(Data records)
BEGIN

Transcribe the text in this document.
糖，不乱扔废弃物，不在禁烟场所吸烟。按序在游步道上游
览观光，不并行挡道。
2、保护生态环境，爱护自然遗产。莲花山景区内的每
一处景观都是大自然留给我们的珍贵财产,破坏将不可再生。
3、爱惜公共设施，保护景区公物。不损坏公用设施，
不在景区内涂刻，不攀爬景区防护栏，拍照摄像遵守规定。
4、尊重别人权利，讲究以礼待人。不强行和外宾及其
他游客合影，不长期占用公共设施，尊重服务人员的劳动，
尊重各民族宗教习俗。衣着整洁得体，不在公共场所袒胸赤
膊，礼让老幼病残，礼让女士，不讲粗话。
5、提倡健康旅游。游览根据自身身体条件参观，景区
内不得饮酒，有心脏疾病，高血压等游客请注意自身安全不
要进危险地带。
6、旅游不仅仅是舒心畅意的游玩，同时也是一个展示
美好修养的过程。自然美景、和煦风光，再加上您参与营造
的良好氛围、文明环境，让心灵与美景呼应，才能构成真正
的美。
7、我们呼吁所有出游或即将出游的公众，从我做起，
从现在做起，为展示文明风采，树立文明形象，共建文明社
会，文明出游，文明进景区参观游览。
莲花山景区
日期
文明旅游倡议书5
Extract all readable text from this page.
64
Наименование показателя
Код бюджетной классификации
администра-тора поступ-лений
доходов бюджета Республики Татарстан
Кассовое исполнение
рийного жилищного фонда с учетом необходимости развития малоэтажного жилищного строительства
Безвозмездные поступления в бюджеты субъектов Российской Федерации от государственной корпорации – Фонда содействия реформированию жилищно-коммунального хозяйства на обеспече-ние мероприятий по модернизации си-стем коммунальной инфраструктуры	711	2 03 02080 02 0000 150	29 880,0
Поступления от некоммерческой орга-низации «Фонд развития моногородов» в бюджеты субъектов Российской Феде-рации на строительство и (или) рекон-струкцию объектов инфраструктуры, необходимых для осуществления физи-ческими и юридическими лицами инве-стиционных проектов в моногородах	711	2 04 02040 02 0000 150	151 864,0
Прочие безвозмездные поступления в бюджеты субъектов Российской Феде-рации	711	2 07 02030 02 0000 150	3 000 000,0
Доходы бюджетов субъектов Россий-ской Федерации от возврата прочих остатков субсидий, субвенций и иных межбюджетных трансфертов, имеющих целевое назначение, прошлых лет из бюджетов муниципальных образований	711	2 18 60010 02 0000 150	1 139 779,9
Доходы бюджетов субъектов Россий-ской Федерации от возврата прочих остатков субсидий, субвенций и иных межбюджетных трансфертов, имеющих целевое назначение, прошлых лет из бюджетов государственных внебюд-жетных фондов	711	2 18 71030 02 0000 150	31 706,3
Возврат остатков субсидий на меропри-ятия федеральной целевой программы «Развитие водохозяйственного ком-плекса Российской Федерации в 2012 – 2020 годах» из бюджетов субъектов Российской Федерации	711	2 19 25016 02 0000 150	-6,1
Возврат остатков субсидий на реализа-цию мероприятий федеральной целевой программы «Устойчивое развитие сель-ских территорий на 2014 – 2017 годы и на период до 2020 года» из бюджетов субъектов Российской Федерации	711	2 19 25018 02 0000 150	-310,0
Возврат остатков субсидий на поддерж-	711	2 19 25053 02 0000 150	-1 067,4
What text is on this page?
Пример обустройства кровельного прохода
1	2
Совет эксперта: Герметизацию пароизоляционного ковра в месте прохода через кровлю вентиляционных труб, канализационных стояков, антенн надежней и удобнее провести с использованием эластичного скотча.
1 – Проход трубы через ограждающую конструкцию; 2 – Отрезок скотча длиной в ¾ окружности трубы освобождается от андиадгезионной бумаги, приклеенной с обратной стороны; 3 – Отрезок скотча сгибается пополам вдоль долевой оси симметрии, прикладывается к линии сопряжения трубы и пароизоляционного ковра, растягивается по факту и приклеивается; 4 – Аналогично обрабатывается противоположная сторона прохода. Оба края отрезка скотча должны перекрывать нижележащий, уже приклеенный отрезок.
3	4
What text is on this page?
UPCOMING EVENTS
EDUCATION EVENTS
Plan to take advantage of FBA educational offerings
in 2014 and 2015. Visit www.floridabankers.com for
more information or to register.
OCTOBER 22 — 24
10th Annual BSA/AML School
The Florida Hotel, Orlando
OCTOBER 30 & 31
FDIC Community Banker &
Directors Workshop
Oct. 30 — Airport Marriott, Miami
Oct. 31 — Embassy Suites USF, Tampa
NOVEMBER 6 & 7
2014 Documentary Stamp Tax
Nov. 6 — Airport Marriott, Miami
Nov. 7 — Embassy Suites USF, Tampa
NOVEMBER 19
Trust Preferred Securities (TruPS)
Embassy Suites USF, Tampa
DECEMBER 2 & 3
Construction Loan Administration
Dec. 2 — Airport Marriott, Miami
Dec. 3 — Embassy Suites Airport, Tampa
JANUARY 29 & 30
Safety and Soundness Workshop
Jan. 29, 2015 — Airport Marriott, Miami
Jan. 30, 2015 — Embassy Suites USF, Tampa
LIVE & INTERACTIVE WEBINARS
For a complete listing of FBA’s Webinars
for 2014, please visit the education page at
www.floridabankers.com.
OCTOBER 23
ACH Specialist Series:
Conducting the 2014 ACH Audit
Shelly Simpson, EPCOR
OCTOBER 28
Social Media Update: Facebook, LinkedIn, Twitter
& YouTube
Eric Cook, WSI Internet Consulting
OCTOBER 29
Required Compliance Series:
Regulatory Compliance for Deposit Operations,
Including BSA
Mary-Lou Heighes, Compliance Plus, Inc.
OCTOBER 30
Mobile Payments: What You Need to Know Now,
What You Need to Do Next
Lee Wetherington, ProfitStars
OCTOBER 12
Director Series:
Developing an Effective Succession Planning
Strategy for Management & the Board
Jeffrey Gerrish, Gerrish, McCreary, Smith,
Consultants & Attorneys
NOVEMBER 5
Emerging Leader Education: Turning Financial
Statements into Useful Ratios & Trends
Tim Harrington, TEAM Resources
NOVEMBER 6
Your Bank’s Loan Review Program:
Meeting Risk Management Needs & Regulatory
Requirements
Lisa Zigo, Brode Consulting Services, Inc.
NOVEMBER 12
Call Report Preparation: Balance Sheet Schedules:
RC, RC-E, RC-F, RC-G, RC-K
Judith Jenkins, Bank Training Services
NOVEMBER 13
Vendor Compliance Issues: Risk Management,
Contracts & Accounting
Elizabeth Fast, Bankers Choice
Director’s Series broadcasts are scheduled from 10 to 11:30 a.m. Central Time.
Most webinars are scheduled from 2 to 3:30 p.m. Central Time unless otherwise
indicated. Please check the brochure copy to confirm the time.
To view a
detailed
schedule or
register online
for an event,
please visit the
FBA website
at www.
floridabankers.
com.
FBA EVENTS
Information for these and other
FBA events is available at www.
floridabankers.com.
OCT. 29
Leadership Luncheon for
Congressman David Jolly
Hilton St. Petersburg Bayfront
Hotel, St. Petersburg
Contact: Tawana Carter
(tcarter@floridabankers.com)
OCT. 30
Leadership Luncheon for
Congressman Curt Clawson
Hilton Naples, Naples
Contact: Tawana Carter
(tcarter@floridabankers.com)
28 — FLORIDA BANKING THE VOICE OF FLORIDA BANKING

END

-- WHAT THE TASK ASKS --
Your task is to repeat every entry exactly.

-- ANSWER TO THIS EXERCISE --
Transcribe the text in this document.
糖，不乱扔废弃物，不在禁烟场所吸烟。按序在游步道上游
览观光，不并行挡道。
2、保护生态环境，爱护自然遗产。莲花山景区内的每
一处景观都是大自然留给我们的珍贵财产,破坏将不可再生。
3、爱惜公共设施，保护景区公物。不损坏公用设施，
不在景区内涂刻，不攀爬景区防护栏，拍照摄像遵守规定。
4、尊重别人权利，讲究以礼待人。不强行和外宾及其
他游客合影，不长期占用公共设施，尊重服务人员的劳动，
尊重各民族宗教习俗。衣着整洁得体，不在公共场所袒胸赤
膊，礼让老幼病残，礼让女士，不讲粗话。
5、提倡健康旅游。游览根据自身身体条件参观，景区
内不得饮酒，有心脏疾病，高血压等游客请注意自身安全不
要进危险地带。
6、旅游不仅仅是舒心畅意的游玩，同时也是一个展示
美好修养的过程。自然美景、和煦风光，再加上您参与营造
的良好氛围、文明环境，让心灵与美景呼应，才能构成真正
的美。
7、我们呼吁所有出游或即将出游的公众，从我做起，
从现在做起，为展示文明风采，树立文明形象，共建文明社
会，文明出游，文明进景区参观游览。
莲花山景区
日期
文明旅游倡议书5
Extract all readable text from this page.
64
Наименование показателя
Код бюджетной классификации
администра-тора поступ-лений
доходов бюджета Республики Татарстан
Кассовое исполнение
рийного жилищного фонда с учетом необходимости развития малоэтажного жилищного строительства
Безвозмездные поступления в бюджеты субъектов Российской Федерации от государственной корпорации – Фонда содействия реформированию жилищно-коммунального хозяйства на обеспече-ние мероприятий по модернизации си-стем коммунальной инфраструктуры	711	2 03 02080 02 0000 150	29 880,0
Поступления от некоммерческой орга-низации «Фонд развития моногородов» в бюджеты субъектов Российской Феде-рации на строительство и (или) рекон-струкцию объектов инфраструктуры, необходимых для осуществления физи-ческими и юридическими лицами инве-стиционных проектов в моногородах	711	2 04 02040 02 0000 150	151 864,0
Прочие безвозмездные поступления в бюджеты субъектов Российской Феде-рации	711	2 07 02030 02 0000 150	3 000 000,0
Доходы бюджетов субъектов Россий-ской Федерации от возврата прочих остатков субсидий, субвенций и иных межбюджетных трансфертов, имеющих целевое назначение, прошлых лет из бюджетов муниципальных образований	711	2 18 60010 02 0000 150	1 139 779,9
Доходы бюджетов субъектов Россий-ской Федерации от возврата прочих остатков субсидий, субвенций и иных межбюджетных трансфертов, имеющих целевое назначение, прошлых лет из бюджетов государственных внебюд-жетных фондов	711	2 18 71030 02 0000 150	31 706,3
Возврат остатков субсидий на меропри-ятия федеральной целевой программы «Развитие водохозяйственного ком-плекса Российской Федерации в 2012 – 2020 годах» из бюджетов субъектов Российской Федерации	711	2 19 25016 02 0000 150	-6,1
Возврат остатков субсидий на реализа-цию мероприятий федеральной целевой программы «Устойчивое развитие сель-ских территорий на 2014 – 2017 годы и на период до 2020 года» из бюджетов субъектов Российской Федерации	711	2 19 25018 02 0000 150	-310,0
Возврат остатков субсидий на поддерж-	711	2 19 25053 02 0000 150	-1 067,4
What text is on this page?
Пример обустройства кровельного прохода
1	2
Совет эксперта: Герметизацию пароизоляционного ковра в месте прохода через кровлю вентиляционных труб, канализационных стояков, антенн надежней и удобнее провести с использованием эластичного скотча.
1 – Проход трубы через ограждающую конструкцию; 2 – Отрезок скотча длиной в ¾ окружности трубы освобождается от андиадгезионной бумаги, приклеенной с обратной стороны; 3 – Отрезок скотча сгибается пополам вдоль долевой оси симметрии, прикладывается к линии сопряжения трубы и пароизоляционного ковра, растягивается по факту и приклеивается; 4 – Аналогично обрабатывается противоположная сторона прохода. Оба края отрезка скотча должны перекрывать нижележащий, уже приклеенный отрезок.
3	4
What text is on this page?
UPCOMING EVENTS
EDUCATION EVENTS
Plan to take advantage of FBA educational offerings
in 2014 and 2015. Visit www.floridabankers.com for
more information or to register.
OCTOBER 22 — 24
10th Annual BSA/AML School
The Florida Hotel, Orlando
OCTOBER 30 & 31
FDIC Community Banker &
Directors Workshop
Oct. 30 — Airport Marriott, Miami
Oct. 31 — Embassy Suites USF, Tampa
NOVEMBER 6 & 7
2014 Documentary Stamp Tax
Nov. 6 — Airport Marriott, Miami
Nov. 7 — Embassy Suites USF, Tampa
NOVEMBER 19
Trust Preferred Securities (TruPS)
Embassy Suites USF, Tampa
DECEMBER 2 & 3
Construction Loan Administration
Dec. 2 — Airport Marriott, Miami
Dec. 3 — Embassy Suites Airport, Tampa
JANUARY 29 & 30
Safety and Soundness Workshop
Jan. 29, 2015 — Airport Marriott, Miami
Jan. 30, 2015 — Embassy Suites USF, Tampa
LIVE & INTERACTIVE WEBINARS
For a complete listing of FBA’s Webinars
for 2014, please visit the education page at
www.floridabankers.com.
OCTOBER 23
ACH Specialist Series:
Conducting the 2014 ACH Audit
Shelly Simpson, EPCOR
OCTOBER 28
Social Media Update: Facebook, LinkedIn, Twitter
& YouTube
Eric Cook, WSI Internet Consulting
OCTOBER 29
Required Compliance Series:
Regulatory Compliance for Deposit Operations,
Including BSA
Mary-Lou Heighes, Compliance Plus, Inc.
OCTOBER 30
Mobile Payments: What You Need to Know Now,
What You Need to Do Next
Lee Wetherington, ProfitStars
OCTOBER 12
Director Series:
Developing an Effective Succession Planning
Strategy for Management & the Board
Jeffrey Gerrish, Gerrish, McCreary, Smith,
Consultants & Attorneys
NOVEMBER 5
Emerging Leader Education: Turning Financial
Statements into Useful Ratios & Trends
Tim Harrington, TEAM Resources
NOVEMBER 6
Your Bank’s Loan Review Program:
Meeting Risk Management Needs & Regulatory
Requirements
Lisa Zigo, Brode Consulting Services, Inc.
NOVEMBER 12
Call Report Preparation: Balance Sheet Schedules:
RC, RC-E, RC-F, RC-G, RC-K
Judith Jenkins, Bank Training Services
NOVEMBER 13
Vendor Compliance Issues: Risk Management,
Contracts & Accounting
Elizabeth Fast, Bankers Choice
Director’s Series broadcasts are scheduled from 10 to 11:30 a.m. Central Time.
Most webinars are scheduled from 2 to 3:30 p.m. Central Time unless otherwise
indicated. Please check the brochure copy to confirm the time.
To view a
detailed
schedule or
register online
for an event,
please visit the
FBA website
at www.
floridabankers.
com.
FBA EVENTS
Information for these and other
FBA events is available at www.
floridabankers.com.
OCT. 29
Leadership Luncheon for
Congressman David Jolly
Hilton St. Petersburg Bayfront
Hotel, St. Petersburg
Contact: Tawana Carter
(tcarter@floridabankers.com)
OCT. 30
Leadership Luncheon for
Congressman Curt Clawson
Hilton Naples, Naples
Contact: Tawana Carter
(tcarter@floridabankers.com)
28 — FLORIDA BANKING THE VOICE OF FLORIDA BANKING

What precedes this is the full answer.